===== Data shown =====

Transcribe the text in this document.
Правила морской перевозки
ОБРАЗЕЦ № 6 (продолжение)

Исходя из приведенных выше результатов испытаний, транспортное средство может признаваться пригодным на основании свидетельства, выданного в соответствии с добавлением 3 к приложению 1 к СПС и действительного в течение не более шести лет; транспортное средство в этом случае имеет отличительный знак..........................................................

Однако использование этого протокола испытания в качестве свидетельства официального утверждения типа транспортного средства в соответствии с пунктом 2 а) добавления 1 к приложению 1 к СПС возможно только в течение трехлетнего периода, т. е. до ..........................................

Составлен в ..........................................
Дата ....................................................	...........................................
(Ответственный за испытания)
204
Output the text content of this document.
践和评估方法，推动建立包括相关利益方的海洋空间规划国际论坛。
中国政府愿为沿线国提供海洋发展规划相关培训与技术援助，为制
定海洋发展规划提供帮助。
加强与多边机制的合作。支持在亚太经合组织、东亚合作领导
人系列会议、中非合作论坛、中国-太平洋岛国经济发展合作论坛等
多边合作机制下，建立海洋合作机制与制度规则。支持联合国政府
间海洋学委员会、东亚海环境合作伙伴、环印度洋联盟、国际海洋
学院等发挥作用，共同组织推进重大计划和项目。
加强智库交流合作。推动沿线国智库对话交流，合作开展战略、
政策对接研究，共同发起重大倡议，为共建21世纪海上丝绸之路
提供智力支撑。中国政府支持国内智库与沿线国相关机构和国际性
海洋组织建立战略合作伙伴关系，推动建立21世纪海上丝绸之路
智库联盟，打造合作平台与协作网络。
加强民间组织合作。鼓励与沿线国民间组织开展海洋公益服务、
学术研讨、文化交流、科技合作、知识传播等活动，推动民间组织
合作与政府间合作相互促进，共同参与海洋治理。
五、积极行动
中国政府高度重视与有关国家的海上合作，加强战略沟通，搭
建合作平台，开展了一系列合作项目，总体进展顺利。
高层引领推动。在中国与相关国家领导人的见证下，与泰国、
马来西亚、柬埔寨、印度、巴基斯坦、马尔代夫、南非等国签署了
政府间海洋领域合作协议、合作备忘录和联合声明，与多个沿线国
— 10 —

=====

» Required task: Transcribe the whole listing with nothing added or left out.

» Exercise result:
Transcribe the text in this document.
Правила морской перевозки
ОБРАЗЕЦ № 6 (продолжение)

Исходя из приведенных выше результатов испытаний, транспортное средство может признаваться пригодным на основании свидетельства, выданного в соответствии с добавлением 3 к приложению 1 к СПС и действительного в течение не более шести лет; транспортное средство в этом случае имеет отличительный знак..........................................................

Однако использование этого протокола испытания в качестве свидетельства официального утверждения типа транспортного средства в соответствии с пунктом 2 а) добавления 1 к приложению 1 к СПС возможно только в течение трехлетнего периода, т. е. до ..........................................

Составлен в ..........................................
Дата ....................................................	...........................................
(Ответственный за испытания)
204
Output the text content of this document.
践和评估方法，推动建立包括相关利益方的海洋空间规划国际论坛。
中国政府愿为沿线国提供海洋发展规划相关培训与技术援助，为制
定海洋发展规划提供帮助。
加强与多边机制的合作。支持在亚太经合组织、东亚合作领导
人系列会议、中非合作论坛、中国-太平洋岛国经济发展合作论坛等
多边合作机制下，建立海洋合作机制与制度规则。支持联合国政府
间海洋学委员会、东亚海环境合作伙伴、环印度洋联盟、国际海洋
学院等发挥作用，共同组织推进重大计划和项目。
加强智库交流合作。推动沿线国智库对话交流，合作开展战略、
政策对接研究，共同发起重大倡议，为共建21世纪海上丝绸之路
提供智力支撑。中国政府支持国内智库与沿线国相关机构和国际性
海洋组织建立战略合作伙伴关系，推动建立21世纪海上丝绸之路
智库联盟，打造合作平台与协作网络。
加强民间组织合作。鼓励与沿线国民间组织开展海洋公益服务、
学术研讨、文化交流、科技合作、知识传播等活动，推动民间组织
合作与政府间合作相互促进，共同参与海洋治理。
五、积极行动
中国政府高度重视与有关国家的海上合作，加强战略沟通，搭
建合作平台，开展了一系列合作项目，总体进展顺利。
高层引领推动。在中国与相关国家领导人的见证下，与泰国、
马来西亚、柬埔寨、印度、巴基斯坦、马尔代夫、南非等国签署了
政府间海洋领域合作协议、合作备忘录和联合声明，与多个沿线国
— 10 —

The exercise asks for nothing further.